*EXERCISE DETAILS:* The records below must be transcribed exactly. Do not include the pictures.

---------- WORKING DATA

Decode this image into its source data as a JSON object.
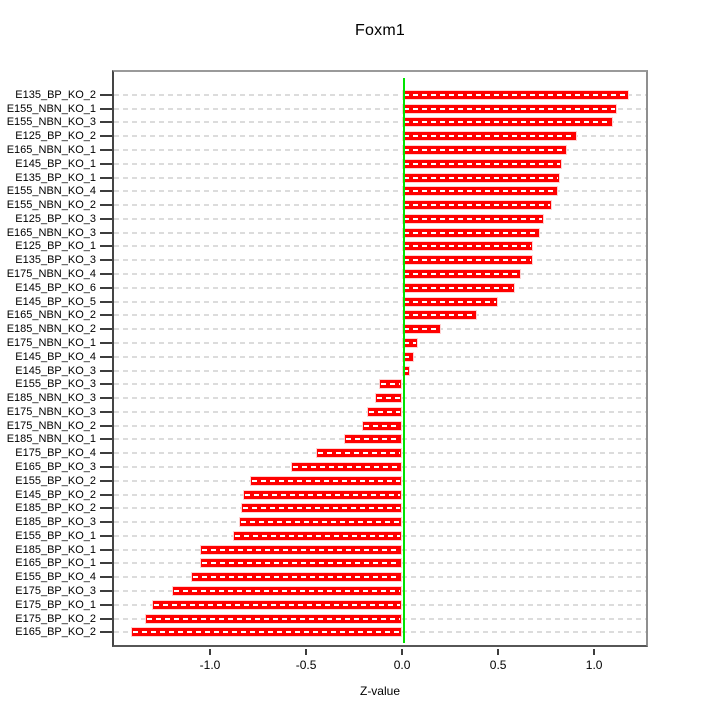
{
  "chart_data": {
    "type": "bar",
    "orientation": "horizontal",
    "title": "Foxm1",
    "xlabel": "Z-value",
    "categories": [
      "E135_BP_KO_2",
      "E155_NBN_KO_1",
      "E155_NBN_KO_3",
      "E125_BP_KO_2",
      "E165_NBN_KO_1",
      "E145_BP_KO_1",
      "E135_BP_KO_1",
      "E155_NBN_KO_4",
      "E155_NBN_KO_2",
      "E125_BP_KO_3",
      "E165_NBN_KO_3",
      "E125_BP_KO_1",
      "E135_BP_KO_3",
      "E175_NBN_KO_4",
      "E145_BP_KO_6",
      "E145_BP_KO_5",
      "E165_NBN_KO_2",
      "E185_NBN_KO_2",
      "E175_NBN_KO_1",
      "E145_BP_KO_4",
      "E145_BP_KO_3",
      "E155_BP_KO_3",
      "E185_NBN_KO_3",
      "E175_NBN_KO_3",
      "E175_NBN_KO_2",
      "E185_NBN_KO_1",
      "E175_BP_KO_4",
      "E165_BP_KO_3",
      "E155_BP_KO_2",
      "E145_BP_KO_2",
      "E185_BP_KO_2",
      "E185_BP_KO_3",
      "E155_BP_KO_1",
      "E185_BP_KO_1",
      "E165_BP_KO_1",
      "E155_BP_KO_4",
      "E175_BP_KO_3",
      "E175_BP_KO_1",
      "E175_BP_KO_2",
      "E165_BP_KO_2"
    ],
    "values": [
      1.17,
      1.11,
      1.09,
      0.9,
      0.85,
      0.82,
      0.81,
      0.8,
      0.77,
      0.73,
      0.71,
      0.67,
      0.67,
      0.61,
      0.58,
      0.49,
      0.38,
      0.19,
      0.07,
      0.05,
      0.03,
      -0.11,
      -0.13,
      -0.17,
      -0.2,
      -0.29,
      -0.44,
      -0.57,
      -0.78,
      -0.82,
      -0.83,
      -0.84,
      -0.87,
      -1.04,
      -1.04,
      -1.09,
      -1.19,
      -1.29,
      -1.33,
      -1.4
    ],
    "x_ticks": {
      "values": [
        -1.0,
        -0.5,
        0.0,
        0.5,
        1.0
      ],
      "labels": [
        "-1.0",
        "-0.5",
        "0.0",
        "0.5",
        "1.0"
      ]
    },
    "xlim": [
      -1.5,
      1.27
    ],
    "grid": true,
    "legend": false,
    "colors": {
      "bar": "#ff0000",
      "bar_stripe": "#ffffff",
      "zero_line": "#00e400",
      "grid_line": "#dcdcdc",
      "axis_text": "#000000"
    }
  }
}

--------------------

*REPLY:*
Decode this image into its source data as a JSON object.
{
  "chart_data": {
    "type": "bar",
    "orientation": "horizontal",
    "title": "Foxm1",
    "xlabel": "Z-value",
    "categories": [
      "E135_BP_KO_2",
      "E155_NBN_KO_1",
      "E155_NBN_KO_3",
      "E125_BP_KO_2",
      "E165_NBN_KO_1",
      "E145_BP_KO_1",
      "E135_BP_KO_1",
      "E155_NBN_KO_4",
      "E155_NBN_KO_2",
      "E125_BP_KO_3",
      "E165_NBN_KO_3",
      "E125_BP_KO_1",
      "E135_BP_KO_3",
      "E175_NBN_KO_4",
      "E145_BP_KO_6",
      "E145_BP_KO_5",
      "E165_NBN_KO_2",
      "E185_NBN_KO_2",
      "E175_NBN_KO_1",
      "E145_BP_KO_4",
      "E145_BP_KO_3",
      "E155_BP_KO_3",
      "E185_NBN_KO_3",
      "E175_NBN_KO_3",
      "E175_NBN_KO_2",
      "E185_NBN_KO_1",
      "E175_BP_KO_4",
      "E165_BP_KO_3",
      "E155_BP_KO_2",
      "E145_BP_KO_2",
      "E185_BP_KO_2",
      "E185_BP_KO_3",
      "E155_BP_KO_1",
      "E185_BP_KO_1",
      "E165_BP_KO_1",
      "E155_BP_KO_4",
      "E175_BP_KO_3",
      "E175_BP_KO_1",
      "E175_BP_KO_2",
      "E165_BP_KO_2"
    ],
    "values": [
      1.17,
      1.11,
      1.09,
      0.9,
      0.85,
      0.82,
      0.81,
      0.8,
      0.77,
      0.73,
      0.71,
      0.67,
      0.67,
      0.61,
      0.58,
      0.49,
      0.38,
      0.19,
      0.07,
      0.05,
      0.03,
      -0.11,
      -0.13,
      -0.17,
      -0.2,
      -0.29,
      -0.44,
      -0.57,
      -0.78,
      -0.82,
      -0.83,
      -0.84,
      -0.87,
      -1.04,
      -1.04,
      -1.09,
      -1.19,
      -1.29,
      -1.33,
      -1.4
    ],
    "x_ticks": {
      "values": [
        -1.0,
        -0.5,
        0.0,
        0.5,
        1.0
      ],
      "labels": [
        "-1.0",
        "-0.5",
        "0.0",
        "0.5",
        "1.0"
      ]
    },
    "xlim": [
      -1.5,
      1.27
    ],
    "grid": true,
    "legend": false,
    "colors": {
      "bar": "#ff0000",
      "bar_stripe": "#ffffff",
      "zero_line": "#00e400",
      "grid_line": "#dcdcdc",
      "axis_text": "#000000"
    }
  }
}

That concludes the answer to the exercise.